==== Fragmento original ====
Retomado por el partido Likud, el movimiento israelí de extrema derecha que
creció de las organizaciones terroristas Irgun y Stern, el sionismo muscular
se encuentra hoy personificado por Ariel Sharon. Es con él y sus ideas con lo
que se identifican los neoconservadores estadounidenses. En estrecha
relación con tales creencias, los neoconservadores han establecido una
entrelazada serie de pertenencias a “laboratorios de ideas” proisraelíes,
comprometidos políticamente y bien financiados. Aunque esa media docena de
instituciones constituyen entidades separadas, sus juntas directivas,
benefactores y cargos nombrados son en parte coincidentes. Representan quizás
el ejemplo supremo de lo que en las escuelas empresariales se ha dado en
llamar “creación de contactos”. Así, un “becario” de una puede ser director o
investigador de otra, y los individuos son a menudo directores de dos o más.
Esta estrecha organización e influencia permite a los neoconservadores
reforzarse mutuamente. El mayor
grupo es el Instituto Empresarial Americano (AEI) de Washington, que en el
2000 declaró un presupuesto de 24,5 millones de dólares. Richard Perle,
Michael Ledeen, Joshua Muravchik, Michael Rubin y otros neoconservadores
aparecen en las listas de “investigadores residentes” o “becarios
residentes”, y en él han participado o participan el vicepresidente, Dick
Cheney, y el secretario de Defensa, Donald Rumsfeld. El
Instituto para Políticas de Oriente Próximo de Washington (Winep) es algo más
pequeño. En el 2000, recibió subvenciones desgravables por valor de 4,1
millones de dólares. Su director fundador fue Martin Indyk, que había sido
antes director de investigación del importante lobby proisraelí Comité de
Asuntos Públicos Estadounidense-Israelí (Aipac). En 1993, tras ser hecho a
toda prisa ciudadano estadounidense, Indyk se convirtió en ayudante especial
del presidente Clinton y director para Oriente Medio del Consejo de Seguridad
Nacional. Más tarde fue nombrado embajador en Israel y subsecretario de
Estado para Oriente Medio y el Sudeste Asiático. El Winep está hoy dirigido
por Dennis Ross, que actuó como coordinador del presidente Clinton en el
proceso de paz de Oriente Medio. Entre los investigadores y el personal que
comparte con otros institutos neoconservadores se encuentran Robert Satloff
(director de política), Patrick Clawson (director de investigación), Michael
Rubin y Martin Kramer. El
Instituto Judío para Asuntos de la Seguridad Nacional (Jinsa), que fue
fundado en 1976, gestiona un presupuesto anual de unos 1,5 millones de
dólares. Prácticamente fusionado con otro grupo, el Centro para la Política
de Seguridad (CSP), posee una impresionante junta directiva que incluye al
vicepresidente, Dick Cheney, y los neoconservadores Paul Wolfowitz, Richard
Perle, el subsecretario de Estado, John Bolton, el subsecretario de Defensa,
Douglas Feith, Michael Ledeen, la antigua embajadora en las Naciones Unidas
Jeanne J. Kirkpatrick, Stephen Bryen, Joshua Muravchik, Eugene Rostow y el ex
director de la CIA James Woolsey, además de varios generales y almirantes
retirados. Es posible
que ningún otro grupo haya hecho una campaña más infatigable que el Jinsa/CSP
en favor de un “cambio de régimen” en Oriente Medio, contra la limitación de
armas y por el programa denominado “guerra de las galaxias”. No constituye,
pues, sorpresa alguna que la mayoría de sus fondos procedan de contratistas
del Departamento de Defensa, fundaciones conservadoras y destacados
derechistas. Ha colocado a casi dos docenas de sus miembros, investigadores,
directores y asesores en puestos elevados del Gobierno de Bush. El
Instituto Hudson fue fundado en 1961 por Herman Kahn, que era por entonces un
destacado partidario de la guerra nuclear contra la Unión Soviética (3).
====
## Qué harás
a) Cambia "instituciones" por "organizaciones" y vuelve a escribir el fragmento sobre los laboratorios de ideas neoconservadores, empezando con "Retomado por el" y siguiendo hasta "de dos o más.".
b) Resume en forma de lista el pasaje del fragmento que empieza con "El Instituto para Políticas de Oriente Próximo" y termina en "Martin Kramer", sin perder sus datos principales.
c) Indica si cada afirmación coincide con el fragmento y cita las palabras que lo deciden: (i) el AEI declaró en el 2000 un presupuesto de 24,5 millones de dólares; (ii) el Jinsa se fundó en 1961; (iii) Herman Kahn fundó el Instituto Hudson.
Responde basándote únicamente en el fragmento.
==== Elementos ====
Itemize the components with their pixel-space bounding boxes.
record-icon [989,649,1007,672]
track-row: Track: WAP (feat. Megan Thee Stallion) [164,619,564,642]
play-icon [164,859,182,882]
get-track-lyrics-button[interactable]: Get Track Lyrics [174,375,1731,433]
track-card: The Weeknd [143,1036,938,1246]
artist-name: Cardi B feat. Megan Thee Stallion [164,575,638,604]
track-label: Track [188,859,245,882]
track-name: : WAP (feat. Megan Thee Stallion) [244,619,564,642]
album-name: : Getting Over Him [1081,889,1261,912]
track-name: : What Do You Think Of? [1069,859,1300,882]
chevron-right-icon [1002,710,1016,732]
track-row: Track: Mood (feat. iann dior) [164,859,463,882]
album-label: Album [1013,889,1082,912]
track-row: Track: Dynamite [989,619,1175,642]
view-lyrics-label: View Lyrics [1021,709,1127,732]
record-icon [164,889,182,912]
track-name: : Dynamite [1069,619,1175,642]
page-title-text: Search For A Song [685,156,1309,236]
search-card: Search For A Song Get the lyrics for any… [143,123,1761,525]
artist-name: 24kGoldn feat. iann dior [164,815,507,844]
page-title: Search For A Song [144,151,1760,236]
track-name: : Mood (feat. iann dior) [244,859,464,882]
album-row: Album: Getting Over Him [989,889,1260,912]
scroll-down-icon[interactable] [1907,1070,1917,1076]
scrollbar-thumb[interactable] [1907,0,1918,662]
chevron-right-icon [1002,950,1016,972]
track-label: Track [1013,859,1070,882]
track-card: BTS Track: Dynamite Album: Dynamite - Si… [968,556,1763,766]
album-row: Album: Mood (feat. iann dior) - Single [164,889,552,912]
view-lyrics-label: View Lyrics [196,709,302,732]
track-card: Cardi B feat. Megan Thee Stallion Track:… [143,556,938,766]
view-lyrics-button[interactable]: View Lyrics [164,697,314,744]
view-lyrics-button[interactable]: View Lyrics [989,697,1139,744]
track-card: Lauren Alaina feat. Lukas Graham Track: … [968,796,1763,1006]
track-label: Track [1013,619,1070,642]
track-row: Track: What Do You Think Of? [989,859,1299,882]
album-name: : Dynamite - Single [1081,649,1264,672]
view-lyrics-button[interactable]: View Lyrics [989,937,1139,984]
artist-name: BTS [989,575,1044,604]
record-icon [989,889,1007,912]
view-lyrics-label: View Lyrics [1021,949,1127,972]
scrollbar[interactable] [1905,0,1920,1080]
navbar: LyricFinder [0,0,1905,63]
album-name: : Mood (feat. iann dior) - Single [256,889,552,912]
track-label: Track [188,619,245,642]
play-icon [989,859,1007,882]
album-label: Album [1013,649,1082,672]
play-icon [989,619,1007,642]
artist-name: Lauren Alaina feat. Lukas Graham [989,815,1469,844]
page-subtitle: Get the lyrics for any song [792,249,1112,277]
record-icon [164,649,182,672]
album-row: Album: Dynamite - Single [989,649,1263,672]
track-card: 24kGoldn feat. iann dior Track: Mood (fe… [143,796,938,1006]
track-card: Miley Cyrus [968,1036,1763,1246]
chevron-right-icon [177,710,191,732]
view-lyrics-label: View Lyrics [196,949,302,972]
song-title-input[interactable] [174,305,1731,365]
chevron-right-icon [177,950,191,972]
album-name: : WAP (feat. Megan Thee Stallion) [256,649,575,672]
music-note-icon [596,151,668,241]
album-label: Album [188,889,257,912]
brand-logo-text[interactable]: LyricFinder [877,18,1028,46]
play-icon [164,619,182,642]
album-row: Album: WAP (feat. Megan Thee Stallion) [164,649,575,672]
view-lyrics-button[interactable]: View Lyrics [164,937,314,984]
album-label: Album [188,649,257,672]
====
## Respuestas
a)
Retomado por el partido Likud, el movimiento israelí de extrema derecha que
creció de las organizaciones terroristas Irgun y Stern, el sionismo muscular
se encuentra hoy personificado por Ariel Sharon. Es con él y sus ideas con lo
que se identifican los neoconservadores estadounidenses. En estrecha
relación con tales creencias, los neoconservadores han establecido una
entrelazada serie de pertenencias a “laboratorios de ideas” proisraelíes,
comprometidos políticamente y bien financiados. Aunque esa media docena de
organizaciones constituyen entidades separadas, sus juntas directivas,
benefactores y cargos nombrados son en parte coincidentes. Representan quizás
el ejemplo supremo de lo que en las escuelas empresariales se ha dado en
llamar “creación de contactos”. Así, un “becario” de una puede ser director o
investigador de otra, y los individuos son a menudo directores de dos o más.

b)
- El Instituto para Políticas de Oriente Próximo de Washington (Winep) es algo más pequeño.
- En el 2000 recibió subvenciones desgravables por 4,1 millones de dólares.
- Su director fundador fue Martin Indyk, que antes había sido director de investigación del Aipac.
- En 1993 Indyk pasó a ser ayudante especial del presidente Clinton y director para Oriente Medio del Consejo de Seguridad Nacional.
- Más tarde Indyk fue embajador en Israel y subsecretario de Estado para Oriente Medio y el Sudeste Asiático.
- Hoy lo dirige Dennis Ross, quien fue coordinador de Clinton en el proceso de paz de Oriente Medio.
- Comparte investigadores y personal con otros institutos neoconservadores: Robert Satloff, Patrick Clawson, Michael Rubin y Martin Kramer.

c)
(i) Sí: "en el 2000 declaró un presupuesto de 24,5 millones de dólares".
(ii) No: "fue fundado en 1976".
(iii) Sí: "Instituto Hudson fue fundado en 1961 por Herman Kahn".